* WHAT TO DO *
The data must be returned in full and exactly as given.
---- ENTRIES
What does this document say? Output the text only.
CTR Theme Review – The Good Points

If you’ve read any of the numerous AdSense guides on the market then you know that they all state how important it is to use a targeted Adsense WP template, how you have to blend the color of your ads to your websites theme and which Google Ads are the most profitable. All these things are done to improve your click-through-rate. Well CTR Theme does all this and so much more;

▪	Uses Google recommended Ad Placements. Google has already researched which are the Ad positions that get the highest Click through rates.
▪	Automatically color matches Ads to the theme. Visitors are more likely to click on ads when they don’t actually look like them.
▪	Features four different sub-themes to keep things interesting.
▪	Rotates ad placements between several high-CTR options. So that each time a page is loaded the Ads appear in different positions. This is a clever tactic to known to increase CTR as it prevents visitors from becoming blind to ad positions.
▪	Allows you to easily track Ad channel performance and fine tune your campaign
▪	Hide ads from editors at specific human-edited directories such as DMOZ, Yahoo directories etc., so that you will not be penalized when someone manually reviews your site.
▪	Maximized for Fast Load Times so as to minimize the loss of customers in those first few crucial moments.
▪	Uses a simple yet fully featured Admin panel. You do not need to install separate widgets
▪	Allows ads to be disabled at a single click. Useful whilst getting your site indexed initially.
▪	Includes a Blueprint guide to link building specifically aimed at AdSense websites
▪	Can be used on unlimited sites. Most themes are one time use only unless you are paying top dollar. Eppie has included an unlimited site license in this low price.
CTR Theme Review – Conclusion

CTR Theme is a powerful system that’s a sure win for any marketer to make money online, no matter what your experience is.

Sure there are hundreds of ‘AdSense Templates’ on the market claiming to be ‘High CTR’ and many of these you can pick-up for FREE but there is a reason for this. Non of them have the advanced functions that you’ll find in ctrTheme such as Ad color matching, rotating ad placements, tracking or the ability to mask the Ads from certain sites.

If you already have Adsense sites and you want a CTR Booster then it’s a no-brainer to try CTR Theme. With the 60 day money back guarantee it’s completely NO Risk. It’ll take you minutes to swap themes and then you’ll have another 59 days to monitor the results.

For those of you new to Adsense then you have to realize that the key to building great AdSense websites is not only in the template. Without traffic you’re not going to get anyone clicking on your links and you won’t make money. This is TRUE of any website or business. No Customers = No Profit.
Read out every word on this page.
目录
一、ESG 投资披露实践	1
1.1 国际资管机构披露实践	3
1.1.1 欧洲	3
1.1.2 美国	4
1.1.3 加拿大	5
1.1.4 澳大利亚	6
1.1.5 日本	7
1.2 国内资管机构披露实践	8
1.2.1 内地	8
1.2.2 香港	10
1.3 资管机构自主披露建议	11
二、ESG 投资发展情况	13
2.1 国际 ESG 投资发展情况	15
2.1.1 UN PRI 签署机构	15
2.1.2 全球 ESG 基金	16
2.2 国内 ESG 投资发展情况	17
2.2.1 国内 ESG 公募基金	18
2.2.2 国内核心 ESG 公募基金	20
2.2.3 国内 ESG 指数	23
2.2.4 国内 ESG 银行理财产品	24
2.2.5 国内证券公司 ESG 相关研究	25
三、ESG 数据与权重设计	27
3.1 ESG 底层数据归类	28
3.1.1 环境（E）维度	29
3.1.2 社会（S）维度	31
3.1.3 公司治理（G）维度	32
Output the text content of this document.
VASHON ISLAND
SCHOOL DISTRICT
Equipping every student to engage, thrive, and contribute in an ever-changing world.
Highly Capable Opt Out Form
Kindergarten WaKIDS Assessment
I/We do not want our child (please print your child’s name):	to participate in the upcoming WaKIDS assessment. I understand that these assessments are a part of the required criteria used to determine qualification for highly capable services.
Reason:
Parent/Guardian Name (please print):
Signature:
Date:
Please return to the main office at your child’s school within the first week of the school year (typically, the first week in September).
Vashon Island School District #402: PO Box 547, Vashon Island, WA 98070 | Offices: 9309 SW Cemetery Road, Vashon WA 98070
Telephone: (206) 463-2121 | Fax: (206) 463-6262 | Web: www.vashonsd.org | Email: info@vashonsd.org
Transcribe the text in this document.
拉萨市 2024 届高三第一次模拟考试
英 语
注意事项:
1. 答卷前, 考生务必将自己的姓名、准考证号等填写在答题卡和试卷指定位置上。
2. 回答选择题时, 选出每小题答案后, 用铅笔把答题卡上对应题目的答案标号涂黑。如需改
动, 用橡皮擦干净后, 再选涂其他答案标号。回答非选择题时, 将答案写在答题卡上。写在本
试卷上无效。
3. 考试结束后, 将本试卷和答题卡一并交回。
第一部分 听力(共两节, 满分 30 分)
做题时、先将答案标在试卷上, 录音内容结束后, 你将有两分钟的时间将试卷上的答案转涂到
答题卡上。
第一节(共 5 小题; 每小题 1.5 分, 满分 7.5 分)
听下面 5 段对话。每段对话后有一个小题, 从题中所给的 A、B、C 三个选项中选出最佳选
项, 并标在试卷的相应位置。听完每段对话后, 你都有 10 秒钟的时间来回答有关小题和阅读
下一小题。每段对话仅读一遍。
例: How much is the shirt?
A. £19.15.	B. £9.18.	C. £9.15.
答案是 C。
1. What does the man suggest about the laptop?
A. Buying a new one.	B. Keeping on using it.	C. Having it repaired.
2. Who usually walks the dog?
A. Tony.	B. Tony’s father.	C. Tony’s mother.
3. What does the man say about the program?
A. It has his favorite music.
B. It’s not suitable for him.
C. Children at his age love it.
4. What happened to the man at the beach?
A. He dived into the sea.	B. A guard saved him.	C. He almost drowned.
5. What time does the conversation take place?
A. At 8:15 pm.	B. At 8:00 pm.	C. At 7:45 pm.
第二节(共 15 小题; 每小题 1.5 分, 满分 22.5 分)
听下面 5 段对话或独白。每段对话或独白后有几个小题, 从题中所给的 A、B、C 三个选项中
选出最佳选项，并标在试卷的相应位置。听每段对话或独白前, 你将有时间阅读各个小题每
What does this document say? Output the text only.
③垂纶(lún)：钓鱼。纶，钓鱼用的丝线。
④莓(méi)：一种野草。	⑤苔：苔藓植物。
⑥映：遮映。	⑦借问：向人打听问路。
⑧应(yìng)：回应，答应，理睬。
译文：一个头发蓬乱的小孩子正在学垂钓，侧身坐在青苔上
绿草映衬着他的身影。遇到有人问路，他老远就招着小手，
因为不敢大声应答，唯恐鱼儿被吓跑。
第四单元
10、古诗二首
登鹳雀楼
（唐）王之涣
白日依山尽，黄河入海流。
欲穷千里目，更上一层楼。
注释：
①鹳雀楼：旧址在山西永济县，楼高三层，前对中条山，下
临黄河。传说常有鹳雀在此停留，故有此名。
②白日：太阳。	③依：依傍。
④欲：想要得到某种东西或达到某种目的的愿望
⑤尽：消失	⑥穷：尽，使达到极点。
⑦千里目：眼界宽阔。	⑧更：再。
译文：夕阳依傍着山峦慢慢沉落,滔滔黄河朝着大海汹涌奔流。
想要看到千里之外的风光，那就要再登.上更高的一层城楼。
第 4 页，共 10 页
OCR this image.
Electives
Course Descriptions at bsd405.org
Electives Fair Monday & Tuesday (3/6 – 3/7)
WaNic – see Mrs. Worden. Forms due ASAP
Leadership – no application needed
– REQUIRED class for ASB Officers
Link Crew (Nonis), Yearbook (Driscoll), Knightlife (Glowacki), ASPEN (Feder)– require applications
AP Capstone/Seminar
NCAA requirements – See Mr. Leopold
--------
* THE OUTPUT *
What does this document say? Output the text only.
CTR Theme Review – The Good Points

If you’ve read any of the numerous AdSense guides on the market then you know that they all state how important it is to use a targeted Adsense WP template, how you have to blend the color of your ads to your websites theme and which Google Ads are the most profitable. All these things are done to improve your click-through-rate. Well CTR Theme does all this and so much more;

▪	Uses Google recommended Ad Placements. Google has already researched which are the Ad positions that get the highest Click through rates.
▪	Automatically color matches Ads to the theme. Visitors are more likely to click on ads when they don’t actually look like them.
▪	Features four different sub-themes to keep things interesting.
▪	Rotates ad placements between several high-CTR options. So that each time a page is loaded the Ads appear in different positions. This is a clever tactic to known to increase CTR as it prevents visitors from becoming blind to ad positions.
▪	Allows you to easily track Ad channel performance and fine tune your campaign
▪	Hide ads from editors at specific human-edited directories such as DMOZ, Yahoo directories etc., so that you will not be penalized when someone manually reviews your site.
▪	Maximized for Fast Load Times so as to minimize the loss of customers in those first few crucial moments.
▪	Uses a simple yet fully featured Admin panel. You do not need to install separate widgets
▪	Allows ads to be disabled at a single click. Useful whilst getting your site indexed initially.
▪	Includes a Blueprint guide to link building specifically aimed at AdSense websites
▪	Can be used on unlimited sites. Most themes are one time use only unless you are paying top dollar. Eppie has included an unlimited site license in this low price.
CTR Theme Review – Conclusion

CTR Theme is a powerful system that’s a sure win for any marketer to make money online, no matter what your experience is.

Sure there are hundreds of ‘AdSense Templates’ on the market claiming to be ‘High CTR’ and many of these you can pick-up for FREE but there is a reason for this. Non of them have the advanced functions that you’ll find in ctrTheme such as Ad color matching, rotating ad placements, tracking or the ability to mask the Ads from certain sites.

If you already have Adsense sites and you want a CTR Booster then it’s a no-brainer to try CTR Theme. With the 60 day money back guarantee it’s completely NO Risk. It’ll take you minutes to swap themes and then you’ll have another 59 days to monitor the results.

For those of you new to Adsense then you have to realize that the key to building great AdSense websites is not only in the template. Without traffic you’re not going to get anyone clicking on your links and you won’t make money. This is TRUE of any website or business. No Customers = No Profit.
Read out every word on this page.
目录
一、ESG 投资披露实践	1
1.1 国际资管机构披露实践	3
1.1.1 欧洲	3
1.1.2 美国	4
1.1.3 加拿大	5
1.1.4 澳大利亚	6
1.1.5 日本	7
1.2 国内资管机构披露实践	8
1.2.1 内地	8
1.2.2 香港	10
1.3 资管机构自主披露建议	11
二、ESG 投资发展情况	13
2.1 国际 ESG 投资发展情况	15
2.1.1 UN PRI 签署机构	15
2.1.2 全球 ESG 基金	16
2.2 国内 ESG 投资发展情况	17
2.2.1 国内 ESG 公募基金	18
2.2.2 国内核心 ESG 公募基金	20
2.2.3 国内 ESG 指数	23
2.2.4 国内 ESG 银行理财产品	24
2.2.5 国内证券公司 ESG 相关研究	25
三、ESG 数据与权重设计	27
3.1 ESG 底层数据归类	28
3.1.1 环境（E）维度	29
3.1.2 社会（S）维度	31
3.1.3 公司治理（G）维度	32
Output the text content of this document.
VASHON ISLAND
SCHOOL DISTRICT
Equipping every student to engage, thrive, and contribute in an ever-changing world.
Highly Capable Opt Out Form
Kindergarten WaKIDS Assessment
I/We do not want our child (please print your child’s name):	to participate in the upcoming WaKIDS assessment. I understand that these assessments are a part of the required criteria used to determine qualification for highly capable services.
Reason:
Parent/Guardian Name (please print):
Signature:
Date:
Please return to the main office at your child’s school within the first week of the school year (typically, the first week in September).
Vashon Island School District #402: PO Box 547, Vashon Island, WA 98070 | Offices: 9309 SW Cemetery Road, Vashon WA 98070
Telephone: (206) 463-2121 | Fax: (206) 463-6262 | Web: www.vashonsd.org | Email: info@vashonsd.org
Transcribe the text in this document.
拉萨市 2024 届高三第一次模拟考试
英 语
注意事项:
1. 答卷前, 考生务必将自己的姓名、准考证号等填写在答题卡和试卷指定位置上。
2. 回答选择题时, 选出每小题答案后, 用铅笔把答题卡上对应题目的答案标号涂黑。如需改
动, 用橡皮擦干净后, 再选涂其他答案标号。回答非选择题时, 将答案写在答题卡上。写在本
试卷上无效。
3. 考试结束后, 将本试卷和答题卡一并交回。
第一部分 听力(共两节, 满分 30 分)
做题时、先将答案标在试卷上, 录音内容结束后, 你将有两分钟的时间将试卷上的答案转涂到
答题卡上。
第一节(共 5 小题; 每小题 1.5 分, 满分 7.5 分)
听下面 5 段对话。每段对话后有一个小题, 从题中所给的 A、B、C 三个选项中选出最佳选
项, 并标在试卷的相应位置。听完每段对话后, 你都有 10 秒钟的时间来回答有关小题和阅读
下一小题。每段对话仅读一遍。
例: How much is the shirt?
A. £19.15.	B. £9.18.	C. £9.15.
答案是 C。
1. What does the man suggest about the laptop?
A. Buying a new one.	B. Keeping on using it.	C. Having it repaired.
2. Who usually walks the dog?
A. Tony.	B. Tony’s father.	C. Tony’s mother.
3. What does the man say about the program?
A. It has his favorite music.
B. It’s not suitable for him.
C. Children at his age love it.
4. What happened to the man at the beach?
A. He dived into the sea.	B. A guard saved him.	C. He almost drowned.
5. What time does the conversation take place?
A. At 8:15 pm.	B. At 8:00 pm.	C. At 7:45 pm.
第二节(共 15 小题; 每小题 1.5 分, 满分 22.5 分)
听下面 5 段对话或独白。每段对话或独白后有几个小题, 从题中所给的 A、B、C 三个选项中
选出最佳选项，并标在试卷的相应位置。听每段对话或独白前, 你将有时间阅读各个小题每
What does this document say? Output the text only.
③垂纶(lún)：钓鱼。纶，钓鱼用的丝线。
④莓(méi)：一种野草。	⑤苔：苔藓植物。
⑥映：遮映。	⑦借问：向人打听问路。
⑧应(yìng)：回应，答应，理睬。
译文：一个头发蓬乱的小孩子正在学垂钓，侧身坐在青苔上
绿草映衬着他的身影。遇到有人问路，他老远就招着小手，
因为不敢大声应答，唯恐鱼儿被吓跑。
第四单元
10、古诗二首
登鹳雀楼
（唐）王之涣
白日依山尽，黄河入海流。
欲穷千里目，更上一层楼。
注释：
①鹳雀楼：旧址在山西永济县，楼高三层，前对中条山，下
临黄河。传说常有鹳雀在此停留，故有此名。
②白日：太阳。	③依：依傍。
④欲：想要得到某种东西或达到某种目的的愿望
⑤尽：消失	⑥穷：尽，使达到极点。
⑦千里目：眼界宽阔。	⑧更：再。
译文：夕阳依傍着山峦慢慢沉落,滔滔黄河朝着大海汹涌奔流。
想要看到千里之外的风光，那就要再登.上更高的一层城楼。
第 4 页，共 10 页
OCR this image.
Electives
Course Descriptions at bsd405.org
Electives Fair Monday & Tuesday (3/6 – 3/7)
WaNic – see Mrs. Worden. Forms due ASAP
Leadership – no application needed
– REQUIRED class for ASB Officers
Link Crew (Nonis), Yearbook (Driscoll), Knightlife (Glowacki), ASPEN (Feder)– require applications
AP Capstone/Seminar
NCAA requirements – See Mr. Leopold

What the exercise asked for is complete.